Given exercise |
What follows is a set of records; restate each one word for word and drop the pictures.

A run of records:

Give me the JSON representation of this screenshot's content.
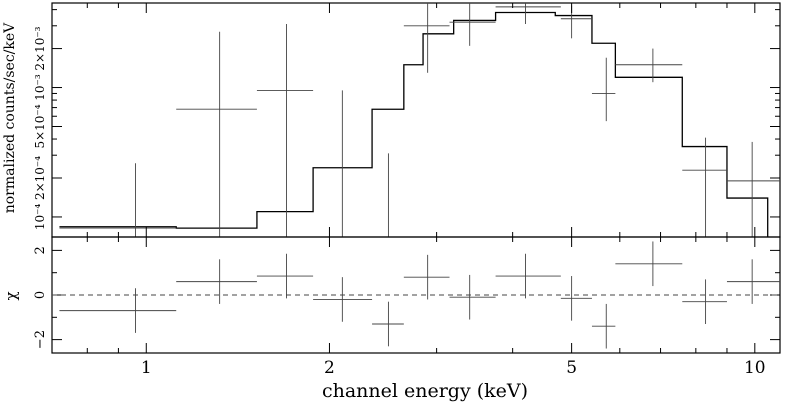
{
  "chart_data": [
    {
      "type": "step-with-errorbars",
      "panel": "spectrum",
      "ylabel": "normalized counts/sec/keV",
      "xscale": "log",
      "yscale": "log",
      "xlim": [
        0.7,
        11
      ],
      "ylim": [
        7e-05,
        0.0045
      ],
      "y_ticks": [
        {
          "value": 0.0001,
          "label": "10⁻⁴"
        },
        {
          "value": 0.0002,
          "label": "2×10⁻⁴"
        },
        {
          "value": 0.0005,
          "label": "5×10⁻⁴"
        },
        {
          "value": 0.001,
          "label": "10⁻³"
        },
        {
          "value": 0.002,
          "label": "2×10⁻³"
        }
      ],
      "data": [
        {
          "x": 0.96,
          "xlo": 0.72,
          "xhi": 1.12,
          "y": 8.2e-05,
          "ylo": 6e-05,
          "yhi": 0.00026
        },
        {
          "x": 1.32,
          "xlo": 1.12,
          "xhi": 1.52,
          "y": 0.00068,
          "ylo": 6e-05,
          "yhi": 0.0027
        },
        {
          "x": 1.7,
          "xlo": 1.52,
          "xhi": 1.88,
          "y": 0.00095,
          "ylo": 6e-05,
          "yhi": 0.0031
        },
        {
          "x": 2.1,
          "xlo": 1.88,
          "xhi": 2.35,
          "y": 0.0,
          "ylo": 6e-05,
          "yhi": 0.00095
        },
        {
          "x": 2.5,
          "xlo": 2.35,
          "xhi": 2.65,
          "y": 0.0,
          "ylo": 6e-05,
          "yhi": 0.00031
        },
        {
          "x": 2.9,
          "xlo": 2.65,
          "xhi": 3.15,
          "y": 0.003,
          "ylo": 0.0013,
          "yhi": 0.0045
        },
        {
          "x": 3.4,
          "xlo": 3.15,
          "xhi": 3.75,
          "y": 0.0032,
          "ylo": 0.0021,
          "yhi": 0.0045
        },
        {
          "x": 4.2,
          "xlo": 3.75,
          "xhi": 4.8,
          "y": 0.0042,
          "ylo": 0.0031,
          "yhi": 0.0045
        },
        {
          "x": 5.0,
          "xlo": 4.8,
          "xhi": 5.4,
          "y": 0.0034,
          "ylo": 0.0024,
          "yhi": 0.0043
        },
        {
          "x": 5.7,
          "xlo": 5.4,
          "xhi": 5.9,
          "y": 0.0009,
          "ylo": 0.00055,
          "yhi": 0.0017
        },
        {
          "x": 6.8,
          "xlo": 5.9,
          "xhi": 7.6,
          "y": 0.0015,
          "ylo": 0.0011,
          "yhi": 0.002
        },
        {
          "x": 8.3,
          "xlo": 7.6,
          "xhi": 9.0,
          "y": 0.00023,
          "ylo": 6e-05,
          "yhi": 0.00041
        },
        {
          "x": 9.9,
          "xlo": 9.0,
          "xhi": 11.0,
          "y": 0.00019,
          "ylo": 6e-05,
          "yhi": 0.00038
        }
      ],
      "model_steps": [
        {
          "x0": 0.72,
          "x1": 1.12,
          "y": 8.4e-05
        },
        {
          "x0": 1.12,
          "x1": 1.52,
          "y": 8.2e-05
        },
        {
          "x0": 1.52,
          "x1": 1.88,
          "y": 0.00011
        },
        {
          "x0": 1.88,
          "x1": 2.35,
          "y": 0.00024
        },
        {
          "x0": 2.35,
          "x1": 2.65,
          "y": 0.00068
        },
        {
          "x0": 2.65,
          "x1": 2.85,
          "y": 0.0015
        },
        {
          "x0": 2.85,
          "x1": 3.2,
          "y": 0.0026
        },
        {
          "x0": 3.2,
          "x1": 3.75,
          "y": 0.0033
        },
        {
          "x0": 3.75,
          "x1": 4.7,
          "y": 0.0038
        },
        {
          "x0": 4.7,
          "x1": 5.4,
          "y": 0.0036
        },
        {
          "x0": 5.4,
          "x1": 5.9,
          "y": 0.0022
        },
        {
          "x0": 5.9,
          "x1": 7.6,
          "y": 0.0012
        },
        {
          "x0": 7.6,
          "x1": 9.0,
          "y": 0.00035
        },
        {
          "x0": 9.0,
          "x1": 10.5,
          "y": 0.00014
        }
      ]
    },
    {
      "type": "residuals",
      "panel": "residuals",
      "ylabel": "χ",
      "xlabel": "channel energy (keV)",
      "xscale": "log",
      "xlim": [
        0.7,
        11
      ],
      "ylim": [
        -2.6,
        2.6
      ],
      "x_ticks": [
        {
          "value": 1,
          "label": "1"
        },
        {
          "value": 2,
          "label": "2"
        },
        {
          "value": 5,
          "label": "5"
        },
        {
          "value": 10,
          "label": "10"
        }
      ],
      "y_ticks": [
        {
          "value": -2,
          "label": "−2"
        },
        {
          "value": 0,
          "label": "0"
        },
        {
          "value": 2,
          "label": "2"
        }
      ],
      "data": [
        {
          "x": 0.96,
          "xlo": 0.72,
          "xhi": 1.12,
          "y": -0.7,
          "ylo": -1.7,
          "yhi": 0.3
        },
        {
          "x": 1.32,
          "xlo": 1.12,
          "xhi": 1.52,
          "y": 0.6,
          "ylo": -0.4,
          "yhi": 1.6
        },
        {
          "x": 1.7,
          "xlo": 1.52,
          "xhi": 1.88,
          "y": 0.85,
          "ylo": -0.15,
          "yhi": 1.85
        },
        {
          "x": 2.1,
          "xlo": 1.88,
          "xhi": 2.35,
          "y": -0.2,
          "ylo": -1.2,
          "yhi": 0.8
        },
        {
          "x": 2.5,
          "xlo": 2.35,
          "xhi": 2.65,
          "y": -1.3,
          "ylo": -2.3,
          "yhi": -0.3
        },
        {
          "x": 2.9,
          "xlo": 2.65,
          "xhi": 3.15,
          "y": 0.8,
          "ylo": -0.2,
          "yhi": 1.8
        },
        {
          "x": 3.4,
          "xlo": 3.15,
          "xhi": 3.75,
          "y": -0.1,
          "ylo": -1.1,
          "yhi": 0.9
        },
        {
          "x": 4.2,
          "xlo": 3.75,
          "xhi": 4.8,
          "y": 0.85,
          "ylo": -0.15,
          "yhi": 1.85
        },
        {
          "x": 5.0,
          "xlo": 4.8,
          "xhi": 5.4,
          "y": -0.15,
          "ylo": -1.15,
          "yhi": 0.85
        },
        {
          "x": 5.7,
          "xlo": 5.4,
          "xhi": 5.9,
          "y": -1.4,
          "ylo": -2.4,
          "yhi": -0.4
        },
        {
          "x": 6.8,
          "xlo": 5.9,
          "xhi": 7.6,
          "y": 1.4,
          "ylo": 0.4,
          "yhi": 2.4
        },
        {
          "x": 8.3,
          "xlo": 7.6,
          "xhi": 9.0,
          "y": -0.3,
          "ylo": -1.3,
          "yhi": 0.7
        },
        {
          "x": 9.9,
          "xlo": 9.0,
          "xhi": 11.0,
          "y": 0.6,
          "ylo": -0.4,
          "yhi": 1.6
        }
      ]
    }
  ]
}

Complete answer |
Give me the JSON representation of this screenshot's content.
{
  "chart_data": [
    {
      "type": "step-with-errorbars",
      "panel": "spectrum",
      "ylabel": "normalized counts/sec/keV",
      "xscale": "log",
      "yscale": "log",
      "xlim": [
        0.7,
        11
      ],
      "ylim": [
        7e-05,
        0.0045
      ],
      "y_ticks": [
        {
          "value": 0.0001,
          "label": "10⁻⁴"
        },
        {
          "value": 0.0002,
          "label": "2×10⁻⁴"
        },
        {
          "value": 0.0005,
          "label": "5×10⁻⁴"
        },
        {
          "value": 0.001,
          "label": "10⁻³"
        },
        {
          "value": 0.002,
          "label": "2×10⁻³"
        }
      ],
      "data": [
        {
          "x": 0.96,
          "xlo": 0.72,
          "xhi": 1.12,
          "y": 8.2e-05,
          "ylo": 6e-05,
          "yhi": 0.00026
        },
        {
          "x": 1.32,
          "xlo": 1.12,
          "xhi": 1.52,
          "y": 0.00068,
          "ylo": 6e-05,
          "yhi": 0.0027
        },
        {
          "x": 1.7,
          "xlo": 1.52,
          "xhi": 1.88,
          "y": 0.00095,
          "ylo": 6e-05,
          "yhi": 0.0031
        },
        {
          "x": 2.1,
          "xlo": 1.88,
          "xhi": 2.35,
          "y": 0.0,
          "ylo": 6e-05,
          "yhi": 0.00095
        },
        {
          "x": 2.5,
          "xlo": 2.35,
          "xhi": 2.65,
          "y": 0.0,
          "ylo": 6e-05,
          "yhi": 0.00031
        },
        {
          "x": 2.9,
          "xlo": 2.65,
          "xhi": 3.15,
          "y": 0.003,
          "ylo": 0.0013,
          "yhi": 0.0045
        },
        {
          "x": 3.4,
          "xlo": 3.15,
          "xhi": 3.75,
          "y": 0.0032,
          "ylo": 0.0021,
          "yhi": 0.0045
        },
        {
          "x": 4.2,
          "xlo": 3.75,
          "xhi": 4.8,
          "y": 0.0042,
          "ylo": 0.0031,
          "yhi": 0.0045
        },
        {
          "x": 5.0,
          "xlo": 4.8,
          "xhi": 5.4,
          "y": 0.0034,
          "ylo": 0.0024,
          "yhi": 0.0043
        },
        {
          "x": 5.7,
          "xlo": 5.4,
          "xhi": 5.9,
          "y": 0.0009,
          "ylo": 0.00055,
          "yhi": 0.0017
        },
        {
          "x": 6.8,
          "xlo": 5.9,
          "xhi": 7.6,
          "y": 0.0015,
          "ylo": 0.0011,
          "yhi": 0.002
        },
        {
          "x": 8.3,
          "xlo": 7.6,
          "xhi": 9.0,
          "y": 0.00023,
          "ylo": 6e-05,
          "yhi": 0.00041
        },
        {
          "x": 9.9,
          "xlo": 9.0,
          "xhi": 11.0,
          "y": 0.00019,
          "ylo": 6e-05,
          "yhi": 0.00038
        }
      ],
      "model_steps": [
        {
          "x0": 0.72,
          "x1": 1.12,
          "y": 8.4e-05
        },
        {
          "x0": 1.12,
          "x1": 1.52,
          "y": 8.2e-05
        },
        {
          "x0": 1.52,
          "x1": 1.88,
          "y": 0.00011
        },
        {
          "x0": 1.88,
          "x1": 2.35,
          "y": 0.00024
        },
        {
          "x0": 2.35,
          "x1": 2.65,
          "y": 0.00068
        },
        {
          "x0": 2.65,
          "x1": 2.85,
          "y": 0.0015
        },
        {
          "x0": 2.85,
          "x1": 3.2,
          "y": 0.0026
        },
        {
          "x0": 3.2,
          "x1": 3.75,
          "y": 0.0033
        },
        {
          "x0": 3.75,
          "x1": 4.7,
          "y": 0.0038
        },
        {
          "x0": 4.7,
          "x1": 5.4,
          "y": 0.0036
        },
        {
          "x0": 5.4,
          "x1": 5.9,
          "y": 0.0022
        },
        {
          "x0": 5.9,
          "x1": 7.6,
          "y": 0.0012
        },
        {
          "x0": 7.6,
          "x1": 9.0,
          "y": 0.00035
        },
        {
          "x0": 9.0,
          "x1": 10.5,
          "y": 0.00014
        }
      ]
    },
    {
      "type": "residuals",
      "panel": "residuals",
      "ylabel": "χ",
      "xlabel": "channel energy (keV)",
      "xscale": "log",
      "xlim": [
        0.7,
        11
      ],
      "ylim": [
        -2.6,
        2.6
      ],
      "x_ticks": [
        {
          "value": 1,
          "label": "1"
        },
        {
          "value": 2,
          "label": "2"
        },
        {
          "value": 5,
          "label": "5"
        },
        {
          "value": 10,
          "label": "10"
        }
      ],
      "y_ticks": [
        {
          "value": -2,
          "label": "−2"
        },
        {
          "value": 0,
          "label": "0"
        },
        {
          "value": 2,
          "label": "2"
        }
      ],
      "data": [
        {
          "x": 0.96,
          "xlo": 0.72,
          "xhi": 1.12,
          "y": -0.7,
          "ylo": -1.7,
          "yhi": 0.3
        },
        {
          "x": 1.32,
          "xlo": 1.12,
          "xhi": 1.52,
          "y": 0.6,
          "ylo": -0.4,
          "yhi": 1.6
        },
        {
          "x": 1.7,
          "xlo": 1.52,
          "xhi": 1.88,
          "y": 0.85,
          "ylo": -0.15,
          "yhi": 1.85
        },
        {
          "x": 2.1,
          "xlo": 1.88,
          "xhi": 2.35,
          "y": -0.2,
          "ylo": -1.2,
          "yhi": 0.8
        },
        {
          "x": 2.5,
          "xlo": 2.35,
          "xhi": 2.65,
          "y": -1.3,
          "ylo": -2.3,
          "yhi": -0.3
        },
        {
          "x": 2.9,
          "xlo": 2.65,
          "xhi": 3.15,
          "y": 0.8,
          "ylo": -0.2,
          "yhi": 1.8
        },
        {
          "x": 3.4,
          "xlo": 3.15,
          "xhi": 3.75,
          "y": -0.1,
          "ylo": -1.1,
          "yhi": 0.9
        },
        {
          "x": 4.2,
          "xlo": 3.75,
          "xhi": 4.8,
          "y": 0.85,
          "ylo": -0.15,
          "yhi": 1.85
        },
        {
          "x": 5.0,
          "xlo": 4.8,
          "xhi": 5.4,
          "y": -0.15,
          "ylo": -1.15,
          "yhi": 0.85
        },
        {
          "x": 5.7,
          "xlo": 5.4,
          "xhi": 5.9,
          "y": -1.4,
          "ylo": -2.4,
          "yhi": -0.4
        },
        {
          "x": 6.8,
          "xlo": 5.9,
          "xhi": 7.6,
          "y": 1.4,
          "ylo": 0.4,
          "yhi": 2.4
        },
        {
          "x": 8.3,
          "xlo": 7.6,
          "xhi": 9.0,
          "y": -0.3,
          "ylo": -1.3,
          "yhi": 0.7
        },
        {
          "x": 9.9,
          "xlo": 9.0,
          "xhi": 11.0,
          "y": 0.6,
          "ylo": -0.4,
          "yhi": 1.6
        }
      ]
    }
  ]
}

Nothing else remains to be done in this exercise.